**What is needed**
Copy all of the data below, line for line and character for character, without changing anything.
■ ■ ■ ■
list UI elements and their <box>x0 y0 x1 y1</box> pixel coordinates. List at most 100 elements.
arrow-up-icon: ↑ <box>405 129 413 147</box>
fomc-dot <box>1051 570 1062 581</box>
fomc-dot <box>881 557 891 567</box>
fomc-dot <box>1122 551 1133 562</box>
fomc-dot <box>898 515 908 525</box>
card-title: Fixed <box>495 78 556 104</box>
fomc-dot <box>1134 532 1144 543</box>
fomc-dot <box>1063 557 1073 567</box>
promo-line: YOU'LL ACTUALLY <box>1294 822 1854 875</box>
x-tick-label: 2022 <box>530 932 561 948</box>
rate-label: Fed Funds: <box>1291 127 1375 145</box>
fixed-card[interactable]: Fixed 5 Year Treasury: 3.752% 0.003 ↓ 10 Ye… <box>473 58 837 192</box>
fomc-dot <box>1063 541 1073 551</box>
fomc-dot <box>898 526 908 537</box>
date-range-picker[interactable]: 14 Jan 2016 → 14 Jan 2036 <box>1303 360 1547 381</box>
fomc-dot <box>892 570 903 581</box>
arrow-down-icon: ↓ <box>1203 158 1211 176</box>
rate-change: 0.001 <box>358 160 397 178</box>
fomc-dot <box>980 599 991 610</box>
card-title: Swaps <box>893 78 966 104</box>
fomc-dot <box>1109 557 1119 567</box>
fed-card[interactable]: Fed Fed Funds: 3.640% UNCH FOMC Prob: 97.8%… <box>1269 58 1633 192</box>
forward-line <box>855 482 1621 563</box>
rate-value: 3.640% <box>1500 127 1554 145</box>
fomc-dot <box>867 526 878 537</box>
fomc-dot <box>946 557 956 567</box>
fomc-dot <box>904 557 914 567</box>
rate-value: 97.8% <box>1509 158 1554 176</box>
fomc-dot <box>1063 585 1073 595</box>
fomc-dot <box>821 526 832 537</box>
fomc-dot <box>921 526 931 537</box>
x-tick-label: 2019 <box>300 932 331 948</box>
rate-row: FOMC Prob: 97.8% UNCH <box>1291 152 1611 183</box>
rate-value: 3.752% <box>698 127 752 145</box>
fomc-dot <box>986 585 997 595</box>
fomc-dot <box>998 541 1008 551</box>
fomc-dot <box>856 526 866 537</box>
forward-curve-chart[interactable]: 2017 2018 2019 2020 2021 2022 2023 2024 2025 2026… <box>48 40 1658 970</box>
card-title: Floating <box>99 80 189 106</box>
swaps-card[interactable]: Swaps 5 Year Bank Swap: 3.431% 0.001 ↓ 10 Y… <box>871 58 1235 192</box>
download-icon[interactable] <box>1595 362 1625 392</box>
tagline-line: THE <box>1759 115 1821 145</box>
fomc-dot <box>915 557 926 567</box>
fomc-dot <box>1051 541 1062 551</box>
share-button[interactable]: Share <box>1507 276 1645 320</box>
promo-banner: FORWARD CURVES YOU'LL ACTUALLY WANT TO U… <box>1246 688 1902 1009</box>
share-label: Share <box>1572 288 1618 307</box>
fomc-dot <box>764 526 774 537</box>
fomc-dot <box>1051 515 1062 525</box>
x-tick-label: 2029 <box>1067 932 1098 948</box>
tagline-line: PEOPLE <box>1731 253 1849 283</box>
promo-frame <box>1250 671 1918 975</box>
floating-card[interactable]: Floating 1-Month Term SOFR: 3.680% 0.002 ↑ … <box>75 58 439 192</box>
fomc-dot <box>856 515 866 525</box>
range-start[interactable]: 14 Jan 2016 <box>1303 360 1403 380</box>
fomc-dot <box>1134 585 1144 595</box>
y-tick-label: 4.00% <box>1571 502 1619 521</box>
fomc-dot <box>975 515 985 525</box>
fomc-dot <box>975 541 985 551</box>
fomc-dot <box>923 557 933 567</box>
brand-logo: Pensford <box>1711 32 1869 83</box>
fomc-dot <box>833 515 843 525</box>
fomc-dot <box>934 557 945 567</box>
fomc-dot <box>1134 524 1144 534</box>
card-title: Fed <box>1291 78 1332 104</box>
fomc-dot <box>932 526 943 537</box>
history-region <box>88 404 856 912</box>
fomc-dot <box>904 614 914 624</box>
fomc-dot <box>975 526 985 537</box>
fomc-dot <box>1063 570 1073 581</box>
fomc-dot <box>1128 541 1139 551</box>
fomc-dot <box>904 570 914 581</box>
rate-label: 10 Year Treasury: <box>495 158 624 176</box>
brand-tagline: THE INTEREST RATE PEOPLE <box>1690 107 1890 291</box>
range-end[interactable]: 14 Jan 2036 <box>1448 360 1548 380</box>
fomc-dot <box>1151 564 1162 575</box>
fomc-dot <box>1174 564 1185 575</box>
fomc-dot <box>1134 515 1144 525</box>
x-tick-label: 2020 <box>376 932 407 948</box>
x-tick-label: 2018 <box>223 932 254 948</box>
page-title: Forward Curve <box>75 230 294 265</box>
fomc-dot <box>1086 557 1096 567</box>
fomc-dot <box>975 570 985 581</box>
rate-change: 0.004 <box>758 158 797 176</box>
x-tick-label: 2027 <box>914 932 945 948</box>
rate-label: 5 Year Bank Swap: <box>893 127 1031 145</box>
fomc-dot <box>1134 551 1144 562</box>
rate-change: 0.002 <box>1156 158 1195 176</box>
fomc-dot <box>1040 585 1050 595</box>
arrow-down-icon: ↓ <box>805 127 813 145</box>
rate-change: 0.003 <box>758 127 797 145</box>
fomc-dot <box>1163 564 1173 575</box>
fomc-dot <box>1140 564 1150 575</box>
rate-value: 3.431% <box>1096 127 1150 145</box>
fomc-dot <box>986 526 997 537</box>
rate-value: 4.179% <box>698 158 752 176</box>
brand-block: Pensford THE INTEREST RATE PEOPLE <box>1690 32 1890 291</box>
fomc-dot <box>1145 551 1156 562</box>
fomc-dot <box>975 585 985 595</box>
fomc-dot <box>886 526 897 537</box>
■ ■ ■ ■
**Response for this exercise**
list UI elements and their <box>x0 y0 x1 y1</box> pixel coordinates. List at most 100 elements.
arrow-up-icon: ↑ <box>405 129 413 147</box>
fomc-dot <box>1051 570 1062 581</box>
fomc-dot <box>881 557 891 567</box>
fomc-dot <box>1122 551 1133 562</box>
fomc-dot <box>898 515 908 525</box>
card-title: Fixed <box>495 78 556 104</box>
fomc-dot <box>1134 532 1144 543</box>
fomc-dot <box>1063 557 1073 567</box>
promo-line: YOU'LL ACTUALLY <box>1294 822 1854 875</box>
x-tick-label: 2022 <box>530 932 561 948</box>
rate-label: Fed Funds: <box>1291 127 1375 145</box>
fixed-card[interactable]: Fixed 5 Year Treasury: 3.752% 0.003 ↓ 10 Ye… <box>473 58 837 192</box>
fomc-dot <box>1063 541 1073 551</box>
fomc-dot <box>898 526 908 537</box>
date-range-picker[interactable]: 14 Jan 2016 → 14 Jan 2036 <box>1303 360 1547 381</box>
fomc-dot <box>892 570 903 581</box>
arrow-down-icon: ↓ <box>1203 158 1211 176</box>
rate-change: 0.001 <box>358 160 397 178</box>
fomc-dot <box>980 599 991 610</box>
card-title: Swaps <box>893 78 966 104</box>
fomc-dot <box>1109 557 1119 567</box>
fed-card[interactable]: Fed Fed Funds: 3.640% UNCH FOMC Prob: 97.8%… <box>1269 58 1633 192</box>
forward-line <box>855 482 1621 563</box>
rate-value: 3.640% <box>1500 127 1554 145</box>
fomc-dot <box>867 526 878 537</box>
fomc-dot <box>946 557 956 567</box>
fomc-dot <box>904 557 914 567</box>
rate-value: 97.8% <box>1509 158 1554 176</box>
fomc-dot <box>1063 585 1073 595</box>
fomc-dot <box>821 526 832 537</box>
fomc-dot <box>921 526 931 537</box>
x-tick-label: 2019 <box>300 932 331 948</box>
rate-row: FOMC Prob: 97.8% UNCH <box>1291 152 1611 183</box>
rate-value: 3.752% <box>698 127 752 145</box>
fomc-dot <box>986 585 997 595</box>
fomc-dot <box>998 541 1008 551</box>
fomc-dot <box>856 526 866 537</box>
forward-curve-chart[interactable]: 2017 2018 2019 2020 2021 2022 2023 2024 2025 2026… <box>48 40 1658 970</box>
card-title: Floating <box>99 80 189 106</box>
swaps-card[interactable]: Swaps 5 Year Bank Swap: 3.431% 0.001 ↓ 10 Y… <box>871 58 1235 192</box>
download-icon[interactable] <box>1595 362 1625 392</box>
tagline-line: THE <box>1759 115 1821 145</box>
fomc-dot <box>915 557 926 567</box>
fomc-dot <box>1051 541 1062 551</box>
share-button[interactable]: Share <box>1507 276 1645 320</box>
promo-banner: FORWARD CURVES YOU'LL ACTUALLY WANT TO U… <box>1246 688 1902 1009</box>
share-label: Share <box>1572 288 1618 307</box>
fomc-dot <box>764 526 774 537</box>
fomc-dot <box>1051 515 1062 525</box>
x-tick-label: 2029 <box>1067 932 1098 948</box>
tagline-line: PEOPLE <box>1731 253 1849 283</box>
promo-frame <box>1250 671 1918 975</box>
floating-card[interactable]: Floating 1-Month Term SOFR: 3.680% 0.002 ↑ … <box>75 58 439 192</box>
fomc-dot <box>856 515 866 525</box>
range-start[interactable]: 14 Jan 2016 <box>1303 360 1403 380</box>
fomc-dot <box>1134 585 1144 595</box>
y-tick-label: 4.00% <box>1571 502 1619 521</box>
fomc-dot <box>975 515 985 525</box>
fomc-dot <box>975 541 985 551</box>
fomc-dot <box>923 557 933 567</box>
brand-logo: Pensford <box>1711 32 1869 83</box>
fomc-dot <box>833 515 843 525</box>
fomc-dot <box>934 557 945 567</box>
fomc-dot <box>1134 524 1144 534</box>
card-title: Fed <box>1291 78 1332 104</box>
fomc-dot <box>932 526 943 537</box>
history-region <box>88 404 856 912</box>
fomc-dot <box>904 614 914 624</box>
fomc-dot <box>975 526 985 537</box>
fomc-dot <box>1063 570 1073 581</box>
fomc-dot <box>1128 541 1139 551</box>
fomc-dot <box>904 570 914 581</box>
rate-label: 10 Year Treasury: <box>495 158 624 176</box>
brand-tagline: THE INTEREST RATE PEOPLE <box>1690 107 1890 291</box>
range-end[interactable]: 14 Jan 2036 <box>1448 360 1548 380</box>
fomc-dot <box>1151 564 1162 575</box>
fomc-dot <box>1174 564 1185 575</box>
fomc-dot <box>1134 515 1144 525</box>
x-tick-label: 2020 <box>376 932 407 948</box>
x-tick-label: 2018 <box>223 932 254 948</box>
page-title: Forward Curve <box>75 230 294 265</box>
fomc-dot <box>1086 557 1096 567</box>
fomc-dot <box>975 570 985 581</box>
rate-change: 0.004 <box>758 158 797 176</box>
x-tick-label: 2027 <box>914 932 945 948</box>
rate-label: 5 Year Bank Swap: <box>893 127 1031 145</box>
fomc-dot <box>1134 551 1144 562</box>
rate-change: 0.002 <box>1156 158 1195 176</box>
fomc-dot <box>1040 585 1050 595</box>
arrow-down-icon: ↓ <box>805 127 813 145</box>
rate-change: 0.003 <box>758 127 797 145</box>
fomc-dot <box>1163 564 1173 575</box>
fomc-dot <box>1140 564 1150 575</box>
rate-value: 3.431% <box>1096 127 1150 145</box>
fomc-dot <box>986 526 997 537</box>
rate-value: 4.179% <box>698 158 752 176</box>
brand-block: Pensford THE INTEREST RATE PEOPLE <box>1690 32 1890 291</box>
fomc-dot <box>1145 551 1156 562</box>
fomc-dot <box>975 585 985 595</box>
fomc-dot <box>886 526 897 537</box>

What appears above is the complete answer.